- _Exercise task_
Search the records below for the word "watermark". Pull out each line that has it.

- _Rows_

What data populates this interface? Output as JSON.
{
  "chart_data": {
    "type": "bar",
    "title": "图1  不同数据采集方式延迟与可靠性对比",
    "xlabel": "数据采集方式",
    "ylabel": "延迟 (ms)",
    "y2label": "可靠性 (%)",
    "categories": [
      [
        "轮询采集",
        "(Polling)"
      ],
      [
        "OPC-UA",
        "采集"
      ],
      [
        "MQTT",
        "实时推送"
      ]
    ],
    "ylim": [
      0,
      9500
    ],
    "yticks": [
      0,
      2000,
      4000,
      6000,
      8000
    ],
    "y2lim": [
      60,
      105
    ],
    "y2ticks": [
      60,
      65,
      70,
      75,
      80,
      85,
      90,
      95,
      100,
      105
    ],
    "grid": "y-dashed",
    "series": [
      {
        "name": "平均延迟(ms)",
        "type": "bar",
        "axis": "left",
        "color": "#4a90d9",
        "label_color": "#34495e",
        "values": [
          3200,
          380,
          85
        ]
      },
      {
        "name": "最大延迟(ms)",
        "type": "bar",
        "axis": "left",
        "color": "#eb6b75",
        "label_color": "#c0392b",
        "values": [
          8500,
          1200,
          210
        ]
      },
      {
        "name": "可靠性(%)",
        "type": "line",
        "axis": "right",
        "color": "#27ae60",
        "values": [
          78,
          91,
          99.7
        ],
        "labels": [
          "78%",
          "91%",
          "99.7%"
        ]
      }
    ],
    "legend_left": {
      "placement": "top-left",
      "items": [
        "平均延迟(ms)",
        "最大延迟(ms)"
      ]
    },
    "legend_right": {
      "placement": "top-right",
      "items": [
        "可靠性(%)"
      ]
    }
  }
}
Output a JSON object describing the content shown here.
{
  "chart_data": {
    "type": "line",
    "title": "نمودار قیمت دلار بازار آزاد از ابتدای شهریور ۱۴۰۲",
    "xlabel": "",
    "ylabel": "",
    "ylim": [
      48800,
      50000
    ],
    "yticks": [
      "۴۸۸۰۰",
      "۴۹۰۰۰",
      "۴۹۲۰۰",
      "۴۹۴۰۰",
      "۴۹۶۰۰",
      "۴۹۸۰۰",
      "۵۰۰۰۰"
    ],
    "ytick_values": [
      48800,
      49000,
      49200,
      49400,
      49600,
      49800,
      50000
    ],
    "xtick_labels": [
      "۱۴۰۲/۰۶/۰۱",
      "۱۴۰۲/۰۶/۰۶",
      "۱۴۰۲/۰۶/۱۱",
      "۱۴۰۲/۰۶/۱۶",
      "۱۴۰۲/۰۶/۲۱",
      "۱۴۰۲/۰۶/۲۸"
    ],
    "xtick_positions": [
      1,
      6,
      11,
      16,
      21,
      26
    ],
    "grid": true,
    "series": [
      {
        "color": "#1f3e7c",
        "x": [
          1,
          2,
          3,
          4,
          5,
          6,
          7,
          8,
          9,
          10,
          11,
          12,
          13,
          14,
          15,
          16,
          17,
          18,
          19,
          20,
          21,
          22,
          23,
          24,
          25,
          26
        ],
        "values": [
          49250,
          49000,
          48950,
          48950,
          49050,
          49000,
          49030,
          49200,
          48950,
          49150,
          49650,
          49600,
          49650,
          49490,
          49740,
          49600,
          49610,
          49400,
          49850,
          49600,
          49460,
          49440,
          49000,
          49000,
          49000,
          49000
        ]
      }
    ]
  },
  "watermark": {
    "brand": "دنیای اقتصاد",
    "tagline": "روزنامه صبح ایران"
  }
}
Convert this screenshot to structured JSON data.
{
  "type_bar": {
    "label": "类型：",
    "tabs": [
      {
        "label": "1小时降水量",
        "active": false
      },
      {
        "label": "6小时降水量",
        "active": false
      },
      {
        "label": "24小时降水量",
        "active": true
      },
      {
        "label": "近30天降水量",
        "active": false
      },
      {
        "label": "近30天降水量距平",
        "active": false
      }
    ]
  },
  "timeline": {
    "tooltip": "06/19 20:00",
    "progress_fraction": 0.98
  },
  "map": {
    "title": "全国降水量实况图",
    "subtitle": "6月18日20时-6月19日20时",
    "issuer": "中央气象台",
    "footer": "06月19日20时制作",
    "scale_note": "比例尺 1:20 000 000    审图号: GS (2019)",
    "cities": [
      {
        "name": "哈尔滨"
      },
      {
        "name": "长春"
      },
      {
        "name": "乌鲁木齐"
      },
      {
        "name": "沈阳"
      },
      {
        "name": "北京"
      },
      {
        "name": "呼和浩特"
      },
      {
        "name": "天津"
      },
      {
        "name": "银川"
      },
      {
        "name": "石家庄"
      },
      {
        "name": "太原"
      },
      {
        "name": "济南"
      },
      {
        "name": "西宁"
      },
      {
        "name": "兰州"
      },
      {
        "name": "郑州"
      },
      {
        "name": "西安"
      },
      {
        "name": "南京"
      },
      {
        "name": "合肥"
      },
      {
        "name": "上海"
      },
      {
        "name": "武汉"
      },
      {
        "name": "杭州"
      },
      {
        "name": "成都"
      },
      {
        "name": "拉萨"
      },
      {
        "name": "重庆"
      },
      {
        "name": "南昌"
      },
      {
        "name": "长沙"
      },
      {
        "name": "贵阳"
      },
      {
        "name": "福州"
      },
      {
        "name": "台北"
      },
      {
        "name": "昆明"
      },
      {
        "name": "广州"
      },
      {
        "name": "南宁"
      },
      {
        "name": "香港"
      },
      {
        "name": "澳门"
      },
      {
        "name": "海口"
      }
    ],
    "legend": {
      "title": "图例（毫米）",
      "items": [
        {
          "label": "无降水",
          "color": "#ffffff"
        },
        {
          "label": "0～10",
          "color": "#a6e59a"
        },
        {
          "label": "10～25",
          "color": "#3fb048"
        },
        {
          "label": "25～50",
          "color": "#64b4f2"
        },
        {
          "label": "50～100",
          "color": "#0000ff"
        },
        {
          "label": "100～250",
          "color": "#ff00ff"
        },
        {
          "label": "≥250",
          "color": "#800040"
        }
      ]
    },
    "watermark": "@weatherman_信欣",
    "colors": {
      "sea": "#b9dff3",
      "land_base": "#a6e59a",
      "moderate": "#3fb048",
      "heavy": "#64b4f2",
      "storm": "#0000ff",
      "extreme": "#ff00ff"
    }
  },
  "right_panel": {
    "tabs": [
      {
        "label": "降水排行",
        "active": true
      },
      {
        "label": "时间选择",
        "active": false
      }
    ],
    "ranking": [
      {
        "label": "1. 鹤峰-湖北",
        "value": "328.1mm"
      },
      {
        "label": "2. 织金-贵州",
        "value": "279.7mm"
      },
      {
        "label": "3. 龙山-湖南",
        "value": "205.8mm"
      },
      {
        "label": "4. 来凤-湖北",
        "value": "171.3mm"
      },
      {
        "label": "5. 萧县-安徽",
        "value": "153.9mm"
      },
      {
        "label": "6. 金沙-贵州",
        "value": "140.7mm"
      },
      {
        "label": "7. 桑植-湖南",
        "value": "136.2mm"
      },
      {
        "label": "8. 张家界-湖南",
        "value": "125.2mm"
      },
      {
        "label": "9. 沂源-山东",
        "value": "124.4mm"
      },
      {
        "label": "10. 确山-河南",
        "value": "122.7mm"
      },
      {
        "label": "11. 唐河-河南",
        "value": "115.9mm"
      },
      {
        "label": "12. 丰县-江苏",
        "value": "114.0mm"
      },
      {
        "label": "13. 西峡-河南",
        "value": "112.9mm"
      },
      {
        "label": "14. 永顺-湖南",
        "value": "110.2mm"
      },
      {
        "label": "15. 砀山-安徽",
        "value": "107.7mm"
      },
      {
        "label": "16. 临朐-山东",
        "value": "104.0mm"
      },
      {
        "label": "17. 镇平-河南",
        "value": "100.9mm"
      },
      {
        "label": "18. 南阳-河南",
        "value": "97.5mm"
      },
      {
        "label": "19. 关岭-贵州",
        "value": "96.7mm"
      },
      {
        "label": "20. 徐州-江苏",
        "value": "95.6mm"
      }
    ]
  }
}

- _Completed exercise_
  "watermark": {
    "watermark": "@weatherman_信欣",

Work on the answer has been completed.